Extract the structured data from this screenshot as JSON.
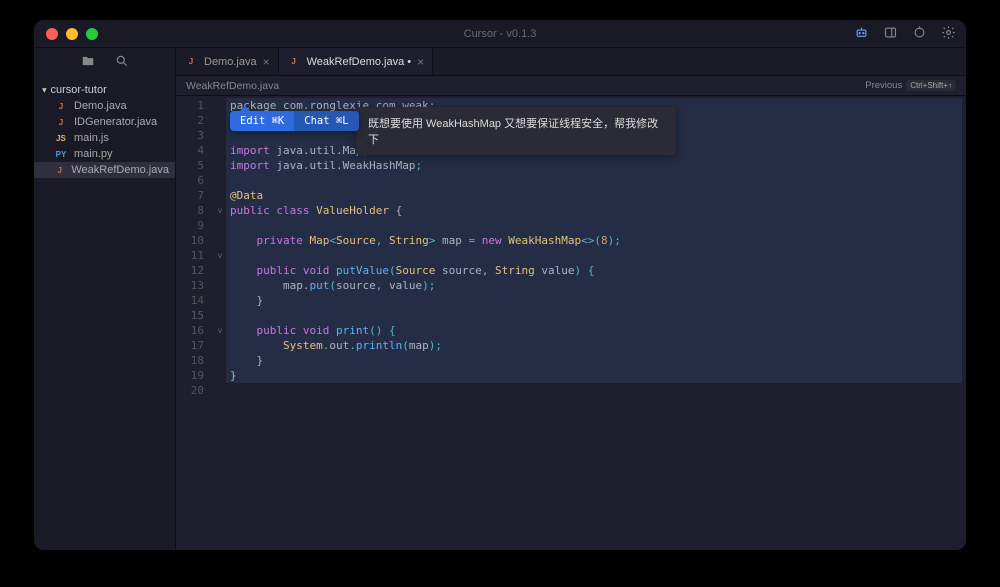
{
  "window": {
    "title": "Cursor - v0.1.3"
  },
  "titlebar_icons": [
    "robot-icon",
    "panel-icon",
    "refresh-icon",
    "gear-icon"
  ],
  "sidebar": {
    "folder": "cursor-tutor",
    "items": [
      {
        "name": "Demo.java",
        "badge": "J",
        "badgeClass": "badge-java",
        "active": false
      },
      {
        "name": "IDGenerator.java",
        "badge": "J",
        "badgeClass": "badge-java",
        "active": false
      },
      {
        "name": "main.js",
        "badge": "JS",
        "badgeClass": "badge-js",
        "active": false
      },
      {
        "name": "main.py",
        "badge": "PY",
        "badgeClass": "badge-py",
        "active": false
      },
      {
        "name": "WeakRefDemo.java",
        "badge": "J",
        "badgeClass": "badge-java",
        "active": true
      }
    ]
  },
  "tabs": [
    {
      "label": "Demo.java",
      "badge": "J",
      "active": false,
      "dirty": false
    },
    {
      "label": "WeakRefDemo.java",
      "badge": "J",
      "active": true,
      "dirty": true
    }
  ],
  "breadcrumb": "WeakRefDemo.java",
  "previous": {
    "label": "Previous",
    "key": "Ctrl+Shift+↑"
  },
  "tooltip": {
    "edit": "Edit ⌘K",
    "chat": "Chat ⌘L"
  },
  "chat_prompt": "既想要使用 WeakHashMap 又想要保证线程安全，帮我修改下",
  "code": {
    "lines": 20,
    "fold_marks": {
      "8": "v",
      "11": "v",
      "16": "v"
    },
    "tokens": [
      [
        [
          "pkg",
          "package "
        ],
        [
          "id",
          "com.ronglexie.com.weak"
        ],
        [
          "op",
          ";"
        ]
      ],
      [
        [
          "op",
          ";"
        ]
      ],
      [],
      [
        [
          "kw",
          "import "
        ],
        [
          "id",
          "java.util.Map"
        ],
        [
          "op",
          ";"
        ]
      ],
      [
        [
          "kw",
          "import "
        ],
        [
          "id",
          "java.util.WeakHashMap"
        ],
        [
          "op",
          ";"
        ]
      ],
      [],
      [
        [
          "ann",
          "@Data"
        ]
      ],
      [
        [
          "kw",
          "public class "
        ],
        [
          "type",
          "ValueHolder"
        ],
        [
          "id",
          " {"
        ]
      ],
      [],
      [
        [
          "id",
          "    "
        ],
        [
          "kw",
          "private "
        ],
        [
          "type",
          "Map"
        ],
        [
          "op",
          "<"
        ],
        [
          "type",
          "Source"
        ],
        [
          "op",
          ", "
        ],
        [
          "type",
          "String"
        ],
        [
          "op",
          "> "
        ],
        [
          "id",
          "map"
        ],
        [
          "op",
          " = "
        ],
        [
          "kw",
          "new "
        ],
        [
          "type",
          "WeakHashMap"
        ],
        [
          "op",
          "<>("
        ],
        [
          "num",
          "8"
        ],
        [
          "op",
          ");"
        ]
      ],
      [],
      [
        [
          "id",
          "    "
        ],
        [
          "kw",
          "public void "
        ],
        [
          "fn",
          "putValue"
        ],
        [
          "op",
          "("
        ],
        [
          "type",
          "Source"
        ],
        [
          "id",
          " source"
        ],
        [
          "op",
          ", "
        ],
        [
          "type",
          "String"
        ],
        [
          "id",
          " value"
        ],
        [
          "op",
          ") {"
        ]
      ],
      [
        [
          "id",
          "        map."
        ],
        [
          "fn",
          "put"
        ],
        [
          "op",
          "("
        ],
        [
          "id",
          "source"
        ],
        [
          "op",
          ", "
        ],
        [
          "id",
          "value"
        ],
        [
          "op",
          ");"
        ]
      ],
      [
        [
          "id",
          "    }"
        ]
      ],
      [],
      [
        [
          "id",
          "    "
        ],
        [
          "kw",
          "public void "
        ],
        [
          "fn",
          "print"
        ],
        [
          "op",
          "() {"
        ]
      ],
      [
        [
          "id",
          "        "
        ],
        [
          "type",
          "System"
        ],
        [
          "op",
          "."
        ],
        [
          "id",
          "out"
        ],
        [
          "op",
          "."
        ],
        [
          "fn",
          "println"
        ],
        [
          "op",
          "("
        ],
        [
          "id",
          "map"
        ],
        [
          "op",
          ");"
        ]
      ],
      [
        [
          "id",
          "    }"
        ]
      ],
      [
        [
          "id",
          "}"
        ]
      ],
      []
    ]
  }
}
--------------------------------------------------
» What you are asked to do
Set the entries down again exactly. Do not include the images.

» Answer to the problem
Extract the structured data from this screenshot as JSON.
{
  "window": {
    "title": "Cursor - v0.1.3"
  },
  "titlebar_icons": [
    "robot-icon",
    "panel-icon",
    "refresh-icon",
    "gear-icon"
  ],
  "sidebar": {
    "folder": "cursor-tutor",
    "items": [
      {
        "name": "Demo.java",
        "badge": "J",
        "badgeClass": "badge-java",
        "active": false
      },
      {
        "name": "IDGenerator.java",
        "badge": "J",
        "badgeClass": "badge-java",
        "active": false
      },
      {
        "name": "main.js",
        "badge": "JS",
        "badgeClass": "badge-js",
        "active": false
      },
      {
        "name": "main.py",
        "badge": "PY",
        "badgeClass": "badge-py",
        "active": false
      },
      {
        "name": "WeakRefDemo.java",
        "badge": "J",
        "badgeClass": "badge-java",
        "active": true
      }
    ]
  },
  "tabs": [
    {
      "label": "Demo.java",
      "badge": "J",
      "active": false,
      "dirty": false
    },
    {
      "label": "WeakRefDemo.java",
      "badge": "J",
      "active": true,
      "dirty": true
    }
  ],
  "breadcrumb": "WeakRefDemo.java",
  "previous": {
    "label": "Previous",
    "key": "Ctrl+Shift+↑"
  },
  "tooltip": {
    "edit": "Edit ⌘K",
    "chat": "Chat ⌘L"
  },
  "chat_prompt": "既想要使用 WeakHashMap 又想要保证线程安全，帮我修改下",
  "code": {
    "lines": 20,
    "fold_marks": {
      "8": "v",
      "11": "v",
      "16": "v"
    },
    "tokens": [
      [
        [
          "pkg",
          "package "
        ],
        [
          "id",
          "com.ronglexie.com.weak"
        ],
        [
          "op",
          ";"
        ]
      ],
      [
        [
          "op",
          ";"
        ]
      ],
      [],
      [
        [
          "kw",
          "import "
        ],
        [
          "id",
          "java.util.Map"
        ],
        [
          "op",
          ";"
        ]
      ],
      [
        [
          "kw",
          "import "
        ],
        [
          "id",
          "java.util.WeakHashMap"
        ],
        [
          "op",
          ";"
        ]
      ],
      [],
      [
        [
          "ann",
          "@Data"
        ]
      ],
      [
        [
          "kw",
          "public class "
        ],
        [
          "type",
          "ValueHolder"
        ],
        [
          "id",
          " {"
        ]
      ],
      [],
      [
        [
          "id",
          "    "
        ],
        [
          "kw",
          "private "
        ],
        [
          "type",
          "Map"
        ],
        [
          "op",
          "<"
        ],
        [
          "type",
          "Source"
        ],
        [
          "op",
          ", "
        ],
        [
          "type",
          "String"
        ],
        [
          "op",
          "> "
        ],
        [
          "id",
          "map"
        ],
        [
          "op",
          " = "
        ],
        [
          "kw",
          "new "
        ],
        [
          "type",
          "WeakHashMap"
        ],
        [
          "op",
          "<>("
        ],
        [
          "num",
          "8"
        ],
        [
          "op",
          ");"
        ]
      ],
      [],
      [
        [
          "id",
          "    "
        ],
        [
          "kw",
          "public void "
        ],
        [
          "fn",
          "putValue"
        ],
        [
          "op",
          "("
        ],
        [
          "type",
          "Source"
        ],
        [
          "id",
          " source"
        ],
        [
          "op",
          ", "
        ],
        [
          "type",
          "String"
        ],
        [
          "id",
          " value"
        ],
        [
          "op",
          ") {"
        ]
      ],
      [
        [
          "id",
          "        map."
        ],
        [
          "fn",
          "put"
        ],
        [
          "op",
          "("
        ],
        [
          "id",
          "source"
        ],
        [
          "op",
          ", "
        ],
        [
          "id",
          "value"
        ],
        [
          "op",
          ");"
        ]
      ],
      [
        [
          "id",
          "    }"
        ]
      ],
      [],
      [
        [
          "id",
          "    "
        ],
        [
          "kw",
          "public void "
        ],
        [
          "fn",
          "print"
        ],
        [
          "op",
          "() {"
        ]
      ],
      [
        [
          "id",
          "        "
        ],
        [
          "type",
          "System"
        ],
        [
          "op",
          "."
        ],
        [
          "id",
          "out"
        ],
        [
          "op",
          "."
        ],
        [
          "fn",
          "println"
        ],
        [
          "op",
          "("
        ],
        [
          "id",
          "map"
        ],
        [
          "op",
          ");"
        ]
      ],
      [
        [
          "id",
          "    }"
        ]
      ],
      [
        [
          "id",
          "}"
        ]
      ],
      []
    ]
  }
}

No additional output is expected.